> **Exercise**
Output the data that follows exactly, line for line.

> **The input**
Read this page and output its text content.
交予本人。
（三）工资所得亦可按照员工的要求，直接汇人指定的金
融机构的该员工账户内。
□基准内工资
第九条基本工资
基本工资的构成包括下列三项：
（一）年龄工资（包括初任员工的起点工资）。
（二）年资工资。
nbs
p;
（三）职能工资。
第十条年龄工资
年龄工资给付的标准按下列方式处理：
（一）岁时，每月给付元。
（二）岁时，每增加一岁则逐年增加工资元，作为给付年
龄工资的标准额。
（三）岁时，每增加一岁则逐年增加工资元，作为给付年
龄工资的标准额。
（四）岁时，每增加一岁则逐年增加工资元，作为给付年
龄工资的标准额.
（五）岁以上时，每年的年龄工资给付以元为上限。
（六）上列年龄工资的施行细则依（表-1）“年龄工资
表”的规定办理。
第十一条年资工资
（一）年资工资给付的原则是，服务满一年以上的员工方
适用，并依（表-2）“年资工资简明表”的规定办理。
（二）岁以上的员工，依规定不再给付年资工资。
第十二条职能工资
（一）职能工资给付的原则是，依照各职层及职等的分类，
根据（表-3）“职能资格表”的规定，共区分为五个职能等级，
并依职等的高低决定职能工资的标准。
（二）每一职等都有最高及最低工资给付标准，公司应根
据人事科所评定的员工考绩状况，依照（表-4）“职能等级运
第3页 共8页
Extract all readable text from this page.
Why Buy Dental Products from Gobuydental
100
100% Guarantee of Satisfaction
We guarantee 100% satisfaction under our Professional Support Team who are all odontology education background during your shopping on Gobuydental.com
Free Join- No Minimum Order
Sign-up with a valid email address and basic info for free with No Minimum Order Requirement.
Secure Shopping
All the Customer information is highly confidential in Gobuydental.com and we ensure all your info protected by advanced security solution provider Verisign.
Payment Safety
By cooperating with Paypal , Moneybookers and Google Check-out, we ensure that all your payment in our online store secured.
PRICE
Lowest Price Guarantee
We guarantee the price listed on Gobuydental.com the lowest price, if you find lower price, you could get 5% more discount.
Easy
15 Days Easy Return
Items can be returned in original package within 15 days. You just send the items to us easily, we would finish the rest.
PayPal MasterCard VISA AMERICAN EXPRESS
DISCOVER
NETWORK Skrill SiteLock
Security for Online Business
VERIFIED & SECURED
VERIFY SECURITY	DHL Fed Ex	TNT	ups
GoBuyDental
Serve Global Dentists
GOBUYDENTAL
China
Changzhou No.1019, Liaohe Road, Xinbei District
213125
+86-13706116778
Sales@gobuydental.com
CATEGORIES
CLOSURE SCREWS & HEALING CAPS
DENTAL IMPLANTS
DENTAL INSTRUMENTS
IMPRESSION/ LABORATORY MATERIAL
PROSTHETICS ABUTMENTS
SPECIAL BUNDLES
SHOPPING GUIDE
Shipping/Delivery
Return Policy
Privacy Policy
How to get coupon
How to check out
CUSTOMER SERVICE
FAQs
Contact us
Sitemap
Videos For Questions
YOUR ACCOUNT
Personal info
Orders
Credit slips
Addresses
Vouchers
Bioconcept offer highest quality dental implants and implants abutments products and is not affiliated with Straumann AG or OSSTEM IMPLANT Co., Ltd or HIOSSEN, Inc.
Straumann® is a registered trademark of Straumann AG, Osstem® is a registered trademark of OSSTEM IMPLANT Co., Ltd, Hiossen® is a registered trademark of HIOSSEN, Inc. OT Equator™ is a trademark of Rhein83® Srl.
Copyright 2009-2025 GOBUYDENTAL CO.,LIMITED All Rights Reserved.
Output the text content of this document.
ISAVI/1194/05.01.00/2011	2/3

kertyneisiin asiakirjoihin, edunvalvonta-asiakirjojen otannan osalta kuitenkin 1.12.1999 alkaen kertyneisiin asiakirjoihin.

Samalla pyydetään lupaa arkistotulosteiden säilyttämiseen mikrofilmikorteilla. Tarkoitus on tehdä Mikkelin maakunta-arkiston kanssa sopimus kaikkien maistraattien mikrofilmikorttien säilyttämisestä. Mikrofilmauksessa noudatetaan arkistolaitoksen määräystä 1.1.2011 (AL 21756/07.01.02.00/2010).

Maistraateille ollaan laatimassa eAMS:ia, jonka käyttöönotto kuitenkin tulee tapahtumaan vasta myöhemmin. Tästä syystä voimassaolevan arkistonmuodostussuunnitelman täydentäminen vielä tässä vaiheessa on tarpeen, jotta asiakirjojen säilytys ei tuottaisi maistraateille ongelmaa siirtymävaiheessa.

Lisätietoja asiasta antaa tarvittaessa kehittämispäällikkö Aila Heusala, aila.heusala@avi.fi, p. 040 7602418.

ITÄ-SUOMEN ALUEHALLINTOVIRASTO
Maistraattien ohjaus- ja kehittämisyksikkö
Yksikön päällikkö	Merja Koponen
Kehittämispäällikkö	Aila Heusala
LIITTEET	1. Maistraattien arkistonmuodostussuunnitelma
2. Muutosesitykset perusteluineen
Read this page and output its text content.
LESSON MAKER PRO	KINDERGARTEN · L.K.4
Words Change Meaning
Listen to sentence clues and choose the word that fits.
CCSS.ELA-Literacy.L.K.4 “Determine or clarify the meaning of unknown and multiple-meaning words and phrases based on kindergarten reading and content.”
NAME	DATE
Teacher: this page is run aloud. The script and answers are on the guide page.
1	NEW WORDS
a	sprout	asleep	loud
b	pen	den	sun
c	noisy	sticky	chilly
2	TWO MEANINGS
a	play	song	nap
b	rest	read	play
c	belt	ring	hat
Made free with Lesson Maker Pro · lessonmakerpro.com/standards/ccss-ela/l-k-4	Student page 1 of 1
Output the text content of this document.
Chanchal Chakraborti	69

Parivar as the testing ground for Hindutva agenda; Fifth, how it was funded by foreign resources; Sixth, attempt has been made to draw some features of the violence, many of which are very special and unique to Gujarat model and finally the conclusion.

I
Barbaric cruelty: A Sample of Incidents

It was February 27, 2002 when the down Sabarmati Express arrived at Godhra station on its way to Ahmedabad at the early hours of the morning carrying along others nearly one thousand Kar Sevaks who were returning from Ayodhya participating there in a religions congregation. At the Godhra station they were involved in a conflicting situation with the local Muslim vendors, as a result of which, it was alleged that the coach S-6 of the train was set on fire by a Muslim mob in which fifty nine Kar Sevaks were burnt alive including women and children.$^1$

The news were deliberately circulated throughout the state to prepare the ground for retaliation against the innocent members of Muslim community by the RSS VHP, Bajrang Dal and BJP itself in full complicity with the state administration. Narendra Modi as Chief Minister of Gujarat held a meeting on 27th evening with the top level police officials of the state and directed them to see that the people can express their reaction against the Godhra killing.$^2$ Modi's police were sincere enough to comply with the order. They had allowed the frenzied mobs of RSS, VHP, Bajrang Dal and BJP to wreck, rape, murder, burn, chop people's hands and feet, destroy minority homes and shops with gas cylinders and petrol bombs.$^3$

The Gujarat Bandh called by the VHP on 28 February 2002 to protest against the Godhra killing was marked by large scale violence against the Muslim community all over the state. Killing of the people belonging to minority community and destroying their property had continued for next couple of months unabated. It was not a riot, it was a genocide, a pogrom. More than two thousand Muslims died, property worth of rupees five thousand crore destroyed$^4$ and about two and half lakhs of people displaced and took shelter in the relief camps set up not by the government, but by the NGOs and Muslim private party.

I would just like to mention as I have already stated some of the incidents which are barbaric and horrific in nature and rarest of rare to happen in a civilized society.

> **Written response**
Read this page and output its text content.
交予本人。
（三）工资所得亦可按照员工的要求，直接汇人指定的金
融机构的该员工账户内。
□基准内工资
第九条基本工资
基本工资的构成包括下列三项：
（一）年龄工资（包括初任员工的起点工资）。
（二）年资工资。
nbs
p;
（三）职能工资。
第十条年龄工资
年龄工资给付的标准按下列方式处理：
（一）岁时，每月给付元。
（二）岁时，每增加一岁则逐年增加工资元，作为给付年
龄工资的标准额。
（三）岁时，每增加一岁则逐年增加工资元，作为给付年
龄工资的标准额。
（四）岁时，每增加一岁则逐年增加工资元，作为给付年
龄工资的标准额.
（五）岁以上时，每年的年龄工资给付以元为上限。
（六）上列年龄工资的施行细则依（表-1）“年龄工资
表”的规定办理。
第十一条年资工资
（一）年资工资给付的原则是，服务满一年以上的员工方
适用，并依（表-2）“年资工资简明表”的规定办理。
（二）岁以上的员工，依规定不再给付年资工资。
第十二条职能工资
（一）职能工资给付的原则是，依照各职层及职等的分类，
根据（表-3）“职能资格表”的规定，共区分为五个职能等级，
并依职等的高低决定职能工资的标准。
（二）每一职等都有最高及最低工资给付标准，公司应根
据人事科所评定的员工考绩状况，依照（表-4）“职能等级运
第3页 共8页
Extract all readable text from this page.
Why Buy Dental Products from Gobuydental
100
100% Guarantee of Satisfaction
We guarantee 100% satisfaction under our Professional Support Team who are all odontology education background during your shopping on Gobuydental.com
Free Join- No Minimum Order
Sign-up with a valid email address and basic info for free with No Minimum Order Requirement.
Secure Shopping
All the Customer information is highly confidential in Gobuydental.com and we ensure all your info protected by advanced security solution provider Verisign.
Payment Safety
By cooperating with Paypal , Moneybookers and Google Check-out, we ensure that all your payment in our online store secured.
PRICE
Lowest Price Guarantee
We guarantee the price listed on Gobuydental.com the lowest price, if you find lower price, you could get 5% more discount.
Easy
15 Days Easy Return
Items can be returned in original package within 15 days. You just send the items to us easily, we would finish the rest.
PayPal MasterCard VISA AMERICAN EXPRESS
DISCOVER
NETWORK Skrill SiteLock
Security for Online Business
VERIFIED & SECURED
VERIFY SECURITY	DHL Fed Ex	TNT	ups
GoBuyDental
Serve Global Dentists
GOBUYDENTAL
China
Changzhou No.1019, Liaohe Road, Xinbei District
213125
+86-13706116778
Sales@gobuydental.com
CATEGORIES
CLOSURE SCREWS & HEALING CAPS
DENTAL IMPLANTS
DENTAL INSTRUMENTS
IMPRESSION/ LABORATORY MATERIAL
PROSTHETICS ABUTMENTS
SPECIAL BUNDLES
SHOPPING GUIDE
Shipping/Delivery
Return Policy
Privacy Policy
How to get coupon
How to check out
CUSTOMER SERVICE
FAQs
Contact us
Sitemap
Videos For Questions
YOUR ACCOUNT
Personal info
Orders
Credit slips
Addresses
Vouchers
Bioconcept offer highest quality dental implants and implants abutments products and is not affiliated with Straumann AG or OSSTEM IMPLANT Co., Ltd or HIOSSEN, Inc.
Straumann® is a registered trademark of Straumann AG, Osstem® is a registered trademark of OSSTEM IMPLANT Co., Ltd, Hiossen® is a registered trademark of HIOSSEN, Inc. OT Equator™ is a trademark of Rhein83® Srl.
Copyright 2009-2025 GOBUYDENTAL CO.,LIMITED All Rights Reserved.
Output the text content of this document.
ISAVI/1194/05.01.00/2011	2/3

kertyneisiin asiakirjoihin, edunvalvonta-asiakirjojen otannan osalta kuitenkin 1.12.1999 alkaen kertyneisiin asiakirjoihin.

Samalla pyydetään lupaa arkistotulosteiden säilyttämiseen mikrofilmikorteilla. Tarkoitus on tehdä Mikkelin maakunta-arkiston kanssa sopimus kaikkien maistraattien mikrofilmikorttien säilyttämisestä. Mikrofilmauksessa noudatetaan arkistolaitoksen määräystä 1.1.2011 (AL 21756/07.01.02.00/2010).

Maistraateille ollaan laatimassa eAMS:ia, jonka käyttöönotto kuitenkin tulee tapahtumaan vasta myöhemmin. Tästä syystä voimassaolevan arkistonmuodostussuunnitelman täydentäminen vielä tässä vaiheessa on tarpeen, jotta asiakirjojen säilytys ei tuottaisi maistraateille ongelmaa siirtymävaiheessa.

Lisätietoja asiasta antaa tarvittaessa kehittämispäällikkö Aila Heusala, aila.heusala@avi.fi, p. 040 7602418.

ITÄ-SUOMEN ALUEHALLINTOVIRASTO
Maistraattien ohjaus- ja kehittämisyksikkö
Yksikön päällikkö	Merja Koponen
Kehittämispäällikkö	Aila Heusala
LIITTEET	1. Maistraattien arkistonmuodostussuunnitelma
2. Muutosesitykset perusteluineen
Read this page and output its text content.
LESSON MAKER PRO	KINDERGARTEN · L.K.4
Words Change Meaning
Listen to sentence clues and choose the word that fits.
CCSS.ELA-Literacy.L.K.4 “Determine or clarify the meaning of unknown and multiple-meaning words and phrases based on kindergarten reading and content.”
NAME	DATE
Teacher: this page is run aloud. The script and answers are on the guide page.
1	NEW WORDS
a	sprout	asleep	loud
b	pen	den	sun
c	noisy	sticky	chilly
2	TWO MEANINGS
a	play	song	nap
b	rest	read	play
c	belt	ring	hat
Made free with Lesson Maker Pro · lessonmakerpro.com/standards/ccss-ela/l-k-4	Student page 1 of 1
Output the text content of this document.
Chanchal Chakraborti	69

Parivar as the testing ground for Hindutva agenda; Fifth, how it was funded by foreign resources; Sixth, attempt has been made to draw some features of the violence, many of which are very special and unique to Gujarat model and finally the conclusion.

I
Barbaric cruelty: A Sample of Incidents

It was February 27, 2002 when the down Sabarmati Express arrived at Godhra station on its way to Ahmedabad at the early hours of the morning carrying along others nearly one thousand Kar Sevaks who were returning from Ayodhya participating there in a religions congregation. At the Godhra station they were involved in a conflicting situation with the local Muslim vendors, as a result of which, it was alleged that the coach S-6 of the train was set on fire by a Muslim mob in which fifty nine Kar Sevaks were burnt alive including women and children.$^1$

The news were deliberately circulated throughout the state to prepare the ground for retaliation against the innocent members of Muslim community by the RSS VHP, Bajrang Dal and BJP itself in full complicity with the state administration. Narendra Modi as Chief Minister of Gujarat held a meeting on 27th evening with the top level police officials of the state and directed them to see that the people can express their reaction against the Godhra killing.$^2$ Modi's police were sincere enough to comply with the order. They had allowed the frenzied mobs of RSS, VHP, Bajrang Dal and BJP to wreck, rape, murder, burn, chop people's hands and feet, destroy minority homes and shops with gas cylinders and petrol bombs.$^3$

The Gujarat Bandh called by the VHP on 28 February 2002 to protest against the Godhra killing was marked by large scale violence against the Muslim community all over the state. Killing of the people belonging to minority community and destroying their property had continued for next couple of months unabated. It was not a riot, it was a genocide, a pogrom. More than two thousand Muslims died, property worth of rupees five thousand crore destroyed$^4$ and about two and half lakhs of people displaced and took shelter in the relief camps set up not by the government, but by the NGOs and Muslim private party.

I would just like to mention as I have already stated some of the incidents which are barbaric and horrific in nature and rarest of rare to happen in a civilized society.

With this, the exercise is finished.